THE REQUEST. Within the data that follows, how many lines carry the string "this"? Give the number alone.

RAW DATA.
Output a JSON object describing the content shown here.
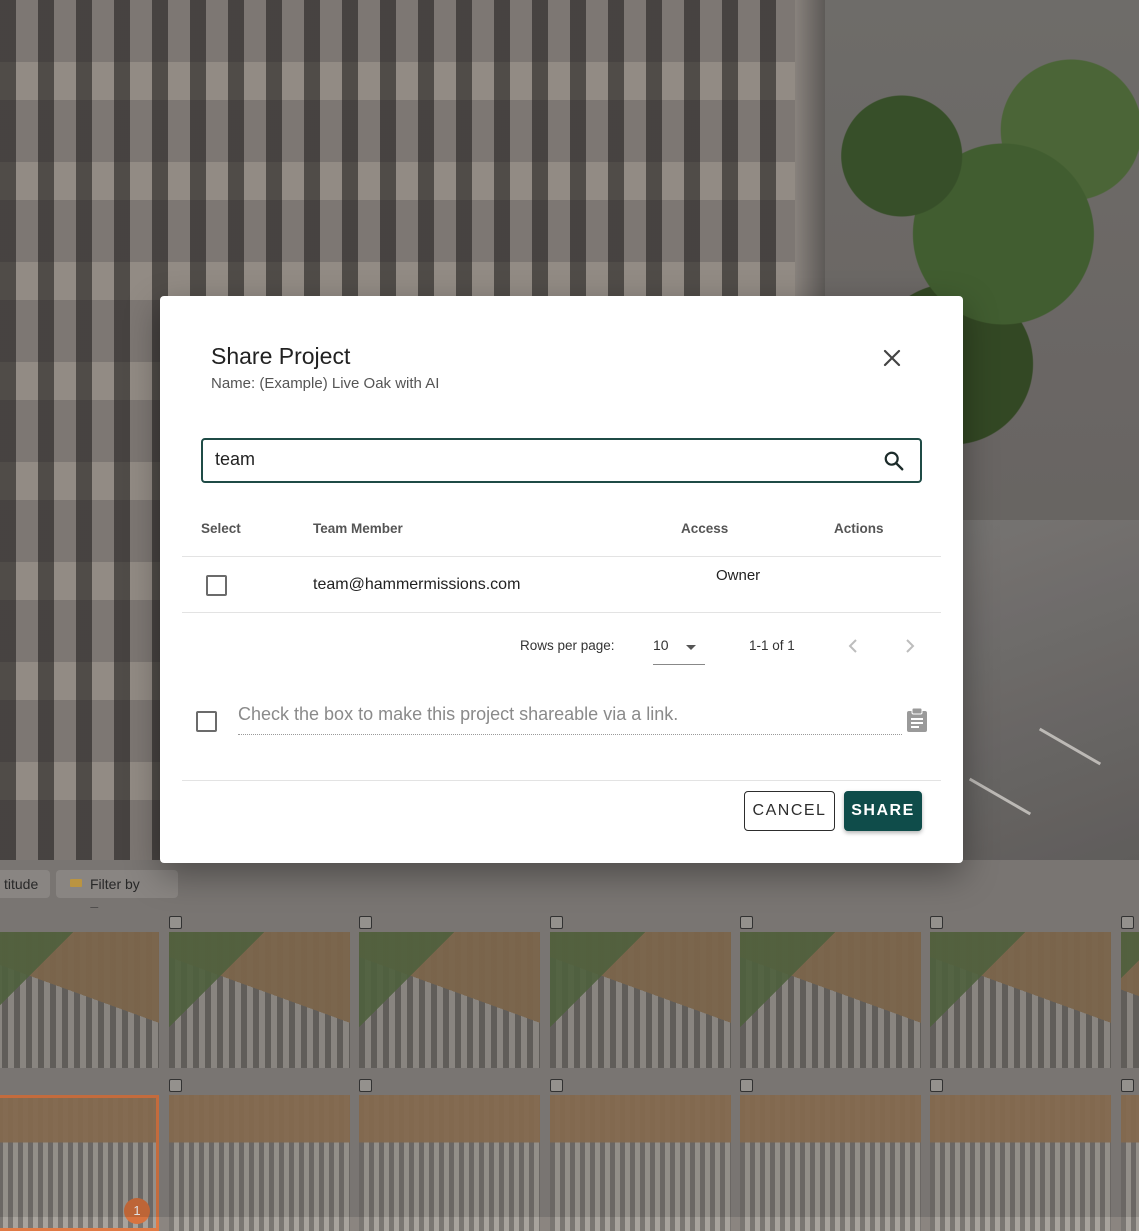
{
  "dialog": {
    "title": "Share Project",
    "subtitle": "Name: (Example) Live Oak with AI",
    "search": {
      "value": "team",
      "placeholder": ""
    },
    "table": {
      "headers": {
        "select": "Select",
        "member": "Team Member",
        "access": "Access",
        "actions": "Actions"
      },
      "rows": [
        {
          "email": "team@hammermissions.com",
          "access": "Owner",
          "selected": false
        }
      ]
    },
    "pagination": {
      "rows_per_page_label": "Rows per page:",
      "rows_per_page_value": "10",
      "range": "1-1 of 1"
    },
    "share_link": {
      "label": "Check the box to make this project shareable via a link.",
      "checked": false
    },
    "buttons": {
      "cancel": "CANCEL",
      "share": "SHARE"
    },
    "colors": {
      "accent": "#0f4c4a",
      "search_border": "#1f4b46"
    }
  },
  "gallery": {
    "toolbar": {
      "altitude_chip": "titude",
      "filter_chip": "Filter by Tag"
    },
    "selected_badge": "1"
  }
}
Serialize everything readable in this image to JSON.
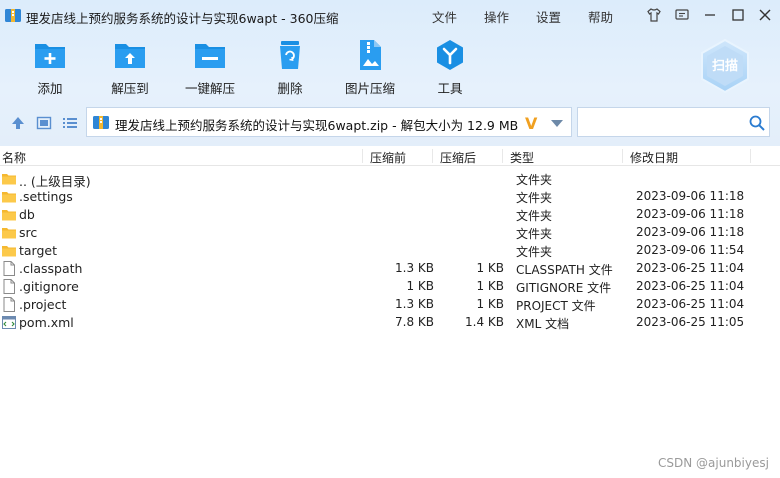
{
  "window": {
    "title": "理发店线上预约服务系统的设计与实现6wapt - 360压缩",
    "menu": [
      "文件",
      "操作",
      "设置",
      "帮助"
    ]
  },
  "toolbar": {
    "buttons": [
      {
        "label": "添加",
        "icon": "add-folder-icon"
      },
      {
        "label": "解压到",
        "icon": "extract-folder-icon"
      },
      {
        "label": "一键解压",
        "icon": "one-click-extract-icon"
      },
      {
        "label": "删除",
        "icon": "recycle-bin-icon"
      },
      {
        "label": "图片压缩",
        "icon": "image-compress-icon"
      },
      {
        "label": "工具",
        "icon": "tools-icon"
      }
    ],
    "scan_label": "扫描"
  },
  "address": {
    "path": "理发店线上预约服务系统的设计与实现6wapt.zip - 解包大小为 12.9 MB",
    "brand_mark": "V",
    "search_value": "",
    "search_placeholder": ""
  },
  "columns": {
    "name": "名称",
    "compressed": "压缩前",
    "original": "压缩后",
    "type": "类型",
    "modified": "修改日期"
  },
  "files": [
    {
      "name": ".. (上级目录)",
      "csize": "",
      "osize": "",
      "type": "文件夹",
      "mtime": "",
      "kind": "folder"
    },
    {
      "name": ".settings",
      "csize": "",
      "osize": "",
      "type": "文件夹",
      "mtime": "2023-09-06 11:18",
      "kind": "folder"
    },
    {
      "name": "db",
      "csize": "",
      "osize": "",
      "type": "文件夹",
      "mtime": "2023-09-06 11:18",
      "kind": "folder"
    },
    {
      "name": "src",
      "csize": "",
      "osize": "",
      "type": "文件夹",
      "mtime": "2023-09-06 11:18",
      "kind": "folder"
    },
    {
      "name": "target",
      "csize": "",
      "osize": "",
      "type": "文件夹",
      "mtime": "2023-09-06 11:54",
      "kind": "folder"
    },
    {
      "name": ".classpath",
      "csize": "1.3 KB",
      "osize": "1 KB",
      "type": "CLASSPATH 文件",
      "mtime": "2023-06-25 11:04",
      "kind": "file"
    },
    {
      "name": ".gitignore",
      "csize": "1 KB",
      "osize": "1 KB",
      "type": "GITIGNORE 文件",
      "mtime": "2023-06-25 11:04",
      "kind": "file"
    },
    {
      "name": ".project",
      "csize": "1.3 KB",
      "osize": "1 KB",
      "type": "PROJECT 文件",
      "mtime": "2023-06-25 11:04",
      "kind": "file"
    },
    {
      "name": "pom.xml",
      "csize": "7.8 KB",
      "osize": "1.4 KB",
      "type": "XML 文档",
      "mtime": "2023-06-25 11:05",
      "kind": "xml"
    }
  ],
  "watermark": "CSDN @ajunbiyesj",
  "colors": {
    "accent": "#1a8fe3",
    "chrome_bg": "#dcecfb",
    "folder": "#f5b830"
  }
}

FINISHED ANSWER. 2